*Verilen görev*. Atatürk Üniversitesi'nin kuruluşunu anlatan metne göre, Adnan Menderes hangi ABD üniversitesiyle iş birliği anlaşması yaptırdı?

*Verilen metin*.
+ + + + + + +
Menderes, 1950’de iktidara geldiğinde Türkiye ekonomik, teknik ve sosyal bakımdan en geri kalmış bir Afrika ülkesinden farksızdı. Yol, su, elektrik yoktu. Halk mutsuz, sağlıksız ve fakirdi. Bu şartlar altında Doğu Anadolu’da mükemmel bir üniversite kurabilmek kolay bir iş değildi. Vatan ve millet aşkıyla yanan Adnan Menderes, 31 Nisan 1957’de Meclis’ten 6990 Sayılı Kanun’la Erzurum’da bir üniversite kurulması kararını çıkarttı. Daha sonra ismine ‘‘Atatürk Üniversitesi’’ denildi. Aynı senenin 25 Temmuz günü Cumhurbaşkanı Celal Bayar’la birlikte Erzurumluların coşkun sevgi gösterileri arasında üniversitenin temelini attılar. 1958-1959 eğitim yılında da Şair Nefi Ortaokulu’nda, Fen-Edebiyat ve Ziraat Fakültelerinde öğrenim başladı. 1963 yılında da kampüste yeni yapılan ilk binalara geçildi. 1964 yılında biz de burada Ziraat Fakültesi’nden mezun olduk.

AKADEMİK VE MALİ DESTEK 

Üniversitenin açılış yıllarında özellikle Ziraat Fakültesi için akademik personel bulmak zor olabilirdi. Adnan Menderes, ABD’nin orta kesiminde bulunan ve Erzurum gibi kara iklimine sahip ‘‘Nebraska Üniversitesi’’ ile bir ‘‘İş Birliği Anlaşması’’ yaptırdı. Buradan önemli ölçüde akademik ve mali yardım alınmasını sağladı. Ziraat Fakültesindeki bir kısım hocalarımız Nebraska Üniversitesi’nden geliyordu. Çok kaliteli akademisyenlerdi. Kendilerinden çok istifade ettik. Prof. Fensky, Prof. Carter, Prof. Aleksandr isimli hocaları hatırlıyorum. Üniversitede Ziraat ve Fen-Edebiyat dekanlıklarından başka bir de “Nebraska” grubu dekanlığı vardı.
+ + + + + + +
(Kayıtlı girdiler)
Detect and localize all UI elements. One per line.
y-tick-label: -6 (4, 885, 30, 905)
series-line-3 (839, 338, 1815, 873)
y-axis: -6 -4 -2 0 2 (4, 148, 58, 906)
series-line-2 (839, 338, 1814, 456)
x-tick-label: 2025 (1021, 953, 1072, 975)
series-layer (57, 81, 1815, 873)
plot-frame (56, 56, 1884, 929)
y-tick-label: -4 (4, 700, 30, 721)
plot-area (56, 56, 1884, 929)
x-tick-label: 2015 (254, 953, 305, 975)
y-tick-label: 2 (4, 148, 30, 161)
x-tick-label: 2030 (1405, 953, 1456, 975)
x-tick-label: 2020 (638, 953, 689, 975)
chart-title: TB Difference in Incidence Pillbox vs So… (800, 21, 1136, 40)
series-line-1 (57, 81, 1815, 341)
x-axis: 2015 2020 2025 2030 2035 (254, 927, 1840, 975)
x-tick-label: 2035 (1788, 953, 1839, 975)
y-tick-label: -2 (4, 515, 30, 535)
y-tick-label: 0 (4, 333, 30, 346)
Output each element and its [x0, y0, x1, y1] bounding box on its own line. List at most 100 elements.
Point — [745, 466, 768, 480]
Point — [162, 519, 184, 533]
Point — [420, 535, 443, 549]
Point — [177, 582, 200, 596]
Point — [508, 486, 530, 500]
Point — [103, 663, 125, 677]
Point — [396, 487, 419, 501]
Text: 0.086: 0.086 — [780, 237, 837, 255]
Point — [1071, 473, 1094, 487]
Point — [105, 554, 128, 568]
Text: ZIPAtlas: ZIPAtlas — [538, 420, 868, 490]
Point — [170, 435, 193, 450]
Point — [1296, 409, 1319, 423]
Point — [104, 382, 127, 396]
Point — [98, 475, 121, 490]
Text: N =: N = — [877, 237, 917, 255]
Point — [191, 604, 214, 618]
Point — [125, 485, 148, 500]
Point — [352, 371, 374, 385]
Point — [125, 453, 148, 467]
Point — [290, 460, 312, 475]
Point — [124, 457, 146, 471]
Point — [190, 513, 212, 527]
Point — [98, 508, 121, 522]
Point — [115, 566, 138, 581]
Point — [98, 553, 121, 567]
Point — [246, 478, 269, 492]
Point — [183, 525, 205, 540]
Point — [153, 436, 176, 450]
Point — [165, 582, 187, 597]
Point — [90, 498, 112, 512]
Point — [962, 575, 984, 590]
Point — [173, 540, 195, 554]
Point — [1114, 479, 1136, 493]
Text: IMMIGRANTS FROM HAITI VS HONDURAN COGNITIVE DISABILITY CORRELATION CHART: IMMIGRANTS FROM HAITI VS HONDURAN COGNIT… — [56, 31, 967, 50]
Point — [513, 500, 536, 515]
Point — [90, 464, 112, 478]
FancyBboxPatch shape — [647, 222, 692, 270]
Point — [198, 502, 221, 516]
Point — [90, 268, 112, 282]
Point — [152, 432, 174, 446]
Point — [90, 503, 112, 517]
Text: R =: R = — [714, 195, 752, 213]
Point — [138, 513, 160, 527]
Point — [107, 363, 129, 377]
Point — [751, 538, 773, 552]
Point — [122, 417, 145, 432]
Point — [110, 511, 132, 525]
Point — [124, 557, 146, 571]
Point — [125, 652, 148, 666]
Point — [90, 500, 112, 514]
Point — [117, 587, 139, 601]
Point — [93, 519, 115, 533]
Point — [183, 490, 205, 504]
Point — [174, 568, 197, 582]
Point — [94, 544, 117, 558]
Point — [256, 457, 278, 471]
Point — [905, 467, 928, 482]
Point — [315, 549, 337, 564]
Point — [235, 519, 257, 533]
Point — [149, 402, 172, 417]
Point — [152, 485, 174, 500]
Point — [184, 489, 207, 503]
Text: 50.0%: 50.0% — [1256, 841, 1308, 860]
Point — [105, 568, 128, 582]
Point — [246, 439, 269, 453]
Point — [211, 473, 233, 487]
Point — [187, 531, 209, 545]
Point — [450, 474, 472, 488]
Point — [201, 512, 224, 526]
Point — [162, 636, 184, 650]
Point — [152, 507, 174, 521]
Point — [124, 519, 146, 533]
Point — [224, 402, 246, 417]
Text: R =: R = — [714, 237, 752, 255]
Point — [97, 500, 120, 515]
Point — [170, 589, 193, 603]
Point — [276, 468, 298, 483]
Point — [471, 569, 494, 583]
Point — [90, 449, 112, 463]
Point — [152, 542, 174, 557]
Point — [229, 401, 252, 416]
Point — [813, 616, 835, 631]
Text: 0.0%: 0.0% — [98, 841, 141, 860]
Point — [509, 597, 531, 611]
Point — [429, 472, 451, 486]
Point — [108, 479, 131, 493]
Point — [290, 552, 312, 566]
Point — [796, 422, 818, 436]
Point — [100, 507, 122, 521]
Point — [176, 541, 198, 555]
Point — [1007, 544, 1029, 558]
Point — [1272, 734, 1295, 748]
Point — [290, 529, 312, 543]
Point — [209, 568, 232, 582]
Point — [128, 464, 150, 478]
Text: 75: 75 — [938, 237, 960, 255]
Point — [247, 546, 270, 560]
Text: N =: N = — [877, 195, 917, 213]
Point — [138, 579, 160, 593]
+ + + + + + +
*Nihai sonuç*. Nebraska Üniversitesi ile.